### GIVEN INSTRUCTION
Could every line of the data be printed exactly as it reads?

### DATA FOR THIS TASK
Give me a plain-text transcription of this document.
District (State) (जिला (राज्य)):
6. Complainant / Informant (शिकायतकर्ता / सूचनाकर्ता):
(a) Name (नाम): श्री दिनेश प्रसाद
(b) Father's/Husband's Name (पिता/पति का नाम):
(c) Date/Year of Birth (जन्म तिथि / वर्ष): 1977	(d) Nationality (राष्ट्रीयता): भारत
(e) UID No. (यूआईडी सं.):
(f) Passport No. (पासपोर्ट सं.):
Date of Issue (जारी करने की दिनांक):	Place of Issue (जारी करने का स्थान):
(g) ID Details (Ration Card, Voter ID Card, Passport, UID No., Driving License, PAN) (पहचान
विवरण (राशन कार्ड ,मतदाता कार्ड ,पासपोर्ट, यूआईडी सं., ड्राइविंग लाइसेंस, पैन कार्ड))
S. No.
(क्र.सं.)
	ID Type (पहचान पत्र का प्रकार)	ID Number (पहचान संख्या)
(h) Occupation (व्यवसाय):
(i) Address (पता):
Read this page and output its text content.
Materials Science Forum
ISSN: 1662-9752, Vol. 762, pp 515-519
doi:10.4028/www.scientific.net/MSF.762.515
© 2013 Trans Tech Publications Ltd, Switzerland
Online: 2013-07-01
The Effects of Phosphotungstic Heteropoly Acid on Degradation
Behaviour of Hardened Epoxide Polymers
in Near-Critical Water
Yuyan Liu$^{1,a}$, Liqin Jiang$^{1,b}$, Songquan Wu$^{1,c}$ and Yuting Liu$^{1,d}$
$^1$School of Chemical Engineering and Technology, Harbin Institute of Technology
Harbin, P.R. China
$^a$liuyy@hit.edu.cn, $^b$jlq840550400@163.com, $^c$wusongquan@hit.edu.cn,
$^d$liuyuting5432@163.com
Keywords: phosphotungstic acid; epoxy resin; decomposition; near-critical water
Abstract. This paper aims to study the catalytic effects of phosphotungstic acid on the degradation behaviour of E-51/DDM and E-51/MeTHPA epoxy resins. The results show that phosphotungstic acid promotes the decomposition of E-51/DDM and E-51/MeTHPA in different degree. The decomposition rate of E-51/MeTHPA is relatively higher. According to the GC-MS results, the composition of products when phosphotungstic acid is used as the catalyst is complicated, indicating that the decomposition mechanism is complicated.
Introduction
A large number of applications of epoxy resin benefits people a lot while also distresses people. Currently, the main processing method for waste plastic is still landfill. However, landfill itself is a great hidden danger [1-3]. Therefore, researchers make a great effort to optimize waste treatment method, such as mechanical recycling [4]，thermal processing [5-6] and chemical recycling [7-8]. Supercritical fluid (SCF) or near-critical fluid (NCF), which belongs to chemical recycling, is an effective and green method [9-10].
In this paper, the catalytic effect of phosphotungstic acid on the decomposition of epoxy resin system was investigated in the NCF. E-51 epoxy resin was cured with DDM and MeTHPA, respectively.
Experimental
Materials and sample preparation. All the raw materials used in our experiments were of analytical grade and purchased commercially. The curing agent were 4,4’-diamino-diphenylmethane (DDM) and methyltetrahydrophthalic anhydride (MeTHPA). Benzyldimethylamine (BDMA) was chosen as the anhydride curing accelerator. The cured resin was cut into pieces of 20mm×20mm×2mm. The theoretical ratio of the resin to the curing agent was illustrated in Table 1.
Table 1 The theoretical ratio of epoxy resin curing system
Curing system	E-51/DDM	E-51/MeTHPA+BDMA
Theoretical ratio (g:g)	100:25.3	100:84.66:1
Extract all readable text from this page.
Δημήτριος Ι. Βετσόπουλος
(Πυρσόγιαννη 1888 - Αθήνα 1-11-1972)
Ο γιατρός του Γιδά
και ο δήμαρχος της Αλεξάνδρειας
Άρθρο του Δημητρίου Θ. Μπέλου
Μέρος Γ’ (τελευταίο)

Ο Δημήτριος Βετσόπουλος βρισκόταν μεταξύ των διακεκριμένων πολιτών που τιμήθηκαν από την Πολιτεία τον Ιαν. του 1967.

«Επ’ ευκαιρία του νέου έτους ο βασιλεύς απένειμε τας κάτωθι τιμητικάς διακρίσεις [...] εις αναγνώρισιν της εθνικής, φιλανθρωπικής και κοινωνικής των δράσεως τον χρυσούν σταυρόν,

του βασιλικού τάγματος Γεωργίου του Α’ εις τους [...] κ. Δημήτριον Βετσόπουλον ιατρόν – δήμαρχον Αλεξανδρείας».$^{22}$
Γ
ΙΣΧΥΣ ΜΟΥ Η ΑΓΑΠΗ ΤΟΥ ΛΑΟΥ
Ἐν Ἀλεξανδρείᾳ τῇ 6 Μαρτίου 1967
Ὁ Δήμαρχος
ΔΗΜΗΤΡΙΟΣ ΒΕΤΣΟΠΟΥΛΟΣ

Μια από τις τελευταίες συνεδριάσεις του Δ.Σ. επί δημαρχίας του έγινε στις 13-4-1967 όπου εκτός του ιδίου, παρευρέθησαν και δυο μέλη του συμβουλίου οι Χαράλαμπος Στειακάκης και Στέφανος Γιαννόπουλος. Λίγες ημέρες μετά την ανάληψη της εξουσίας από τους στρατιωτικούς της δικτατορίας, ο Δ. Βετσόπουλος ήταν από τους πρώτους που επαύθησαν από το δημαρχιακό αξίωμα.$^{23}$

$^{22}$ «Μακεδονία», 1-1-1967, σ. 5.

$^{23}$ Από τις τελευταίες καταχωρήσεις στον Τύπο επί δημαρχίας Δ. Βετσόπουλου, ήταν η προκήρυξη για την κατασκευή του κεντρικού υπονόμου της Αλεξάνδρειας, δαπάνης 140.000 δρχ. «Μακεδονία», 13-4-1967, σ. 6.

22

### SOLUTION
Give me a plain-text transcription of this document.
District (State) (जिला (राज्य)):
6. Complainant / Informant (शिकायतकर्ता / सूचनाकर्ता):
(a) Name (नाम): श्री दिनेश प्रसाद
(b) Father's/Husband's Name (पिता/पति का नाम):
(c) Date/Year of Birth (जन्म तिथि / वर्ष): 1977	(d) Nationality (राष्ट्रीयता): भारत
(e) UID No. (यूआईडी सं.):
(f) Passport No. (पासपोर्ट सं.):
Date of Issue (जारी करने की दिनांक):	Place of Issue (जारी करने का स्थान):
(g) ID Details (Ration Card, Voter ID Card, Passport, UID No., Driving License, PAN) (पहचान
विवरण (राशन कार्ड ,मतदाता कार्ड ,पासपोर्ट, यूआईडी सं., ड्राइविंग लाइसेंस, पैन कार्ड))
S. No.
(क्र.सं.)
	ID Type (पहचान पत्र का प्रकार)	ID Number (पहचान संख्या)
(h) Occupation (व्यवसाय):
(i) Address (पता):
Read this page and output its text content.
Materials Science Forum
ISSN: 1662-9752, Vol. 762, pp 515-519
doi:10.4028/www.scientific.net/MSF.762.515
© 2013 Trans Tech Publications Ltd, Switzerland
Online: 2013-07-01
The Effects of Phosphotungstic Heteropoly Acid on Degradation
Behaviour of Hardened Epoxide Polymers
in Near-Critical Water
Yuyan Liu$^{1,a}$, Liqin Jiang$^{1,b}$, Songquan Wu$^{1,c}$ and Yuting Liu$^{1,d}$
$^1$School of Chemical Engineering and Technology, Harbin Institute of Technology
Harbin, P.R. China
$^a$liuyy@hit.edu.cn, $^b$jlq840550400@163.com, $^c$wusongquan@hit.edu.cn,
$^d$liuyuting5432@163.com
Keywords: phosphotungstic acid; epoxy resin; decomposition; near-critical water
Abstract. This paper aims to study the catalytic effects of phosphotungstic acid on the degradation behaviour of E-51/DDM and E-51/MeTHPA epoxy resins. The results show that phosphotungstic acid promotes the decomposition of E-51/DDM and E-51/MeTHPA in different degree. The decomposition rate of E-51/MeTHPA is relatively higher. According to the GC-MS results, the composition of products when phosphotungstic acid is used as the catalyst is complicated, indicating that the decomposition mechanism is complicated.
Introduction
A large number of applications of epoxy resin benefits people a lot while also distresses people. Currently, the main processing method for waste plastic is still landfill. However, landfill itself is a great hidden danger [1-3]. Therefore, researchers make a great effort to optimize waste treatment method, such as mechanical recycling [4]，thermal processing [5-6] and chemical recycling [7-8]. Supercritical fluid (SCF) or near-critical fluid (NCF), which belongs to chemical recycling, is an effective and green method [9-10].
In this paper, the catalytic effect of phosphotungstic acid on the decomposition of epoxy resin system was investigated in the NCF. E-51 epoxy resin was cured with DDM and MeTHPA, respectively.
Experimental
Materials and sample preparation. All the raw materials used in our experiments were of analytical grade and purchased commercially. The curing agent were 4,4’-diamino-diphenylmethane (DDM) and methyltetrahydrophthalic anhydride (MeTHPA). Benzyldimethylamine (BDMA) was chosen as the anhydride curing accelerator. The cured resin was cut into pieces of 20mm×20mm×2mm. The theoretical ratio of the resin to the curing agent was illustrated in Table 1.
Table 1 The theoretical ratio of epoxy resin curing system
Curing system	E-51/DDM	E-51/MeTHPA+BDMA
Theoretical ratio (g:g)	100:25.3	100:84.66:1
Extract all readable text from this page.
Δημήτριος Ι. Βετσόπουλος
(Πυρσόγιαννη 1888 - Αθήνα 1-11-1972)
Ο γιατρός του Γιδά
και ο δήμαρχος της Αλεξάνδρειας
Άρθρο του Δημητρίου Θ. Μπέλου
Μέρος Γ’ (τελευταίο)

Ο Δημήτριος Βετσόπουλος βρισκόταν μεταξύ των διακεκριμένων πολιτών που τιμήθηκαν από την Πολιτεία τον Ιαν. του 1967.

«Επ’ ευκαιρία του νέου έτους ο βασιλεύς απένειμε τας κάτωθι τιμητικάς διακρίσεις [...] εις αναγνώρισιν της εθνικής, φιλανθρωπικής και κοινωνικής των δράσεως τον χρυσούν σταυρόν,

του βασιλικού τάγματος Γεωργίου του Α’ εις τους [...] κ. Δημήτριον Βετσόπουλον ιατρόν – δήμαρχον Αλεξανδρείας».$^{22}$
Γ
ΙΣΧΥΣ ΜΟΥ Η ΑΓΑΠΗ ΤΟΥ ΛΑΟΥ
Ἐν Ἀλεξανδρείᾳ τῇ 6 Μαρτίου 1967
Ὁ Δήμαρχος
ΔΗΜΗΤΡΙΟΣ ΒΕΤΣΟΠΟΥΛΟΣ

Μια από τις τελευταίες συνεδριάσεις του Δ.Σ. επί δημαρχίας του έγινε στις 13-4-1967 όπου εκτός του ιδίου, παρευρέθησαν και δυο μέλη του συμβουλίου οι Χαράλαμπος Στειακάκης και Στέφανος Γιαννόπουλος. Λίγες ημέρες μετά την ανάληψη της εξουσίας από τους στρατιωτικούς της δικτατορίας, ο Δ. Βετσόπουλος ήταν από τους πρώτους που επαύθησαν από το δημαρχιακό αξίωμα.$^{23}$

$^{22}$ «Μακεδονία», 1-1-1967, σ. 5.

$^{23}$ Από τις τελευταίες καταχωρήσεις στον Τύπο επί δημαρχίας Δ. Βετσόπουλου, ήταν η προκήρυξη για την κατασκευή του κεντρικού υπονόμου της Αλεξάνδρειας, δαπάνης 140.000 δρχ. «Μακεδονία», 13-4-1967, σ. 6.

22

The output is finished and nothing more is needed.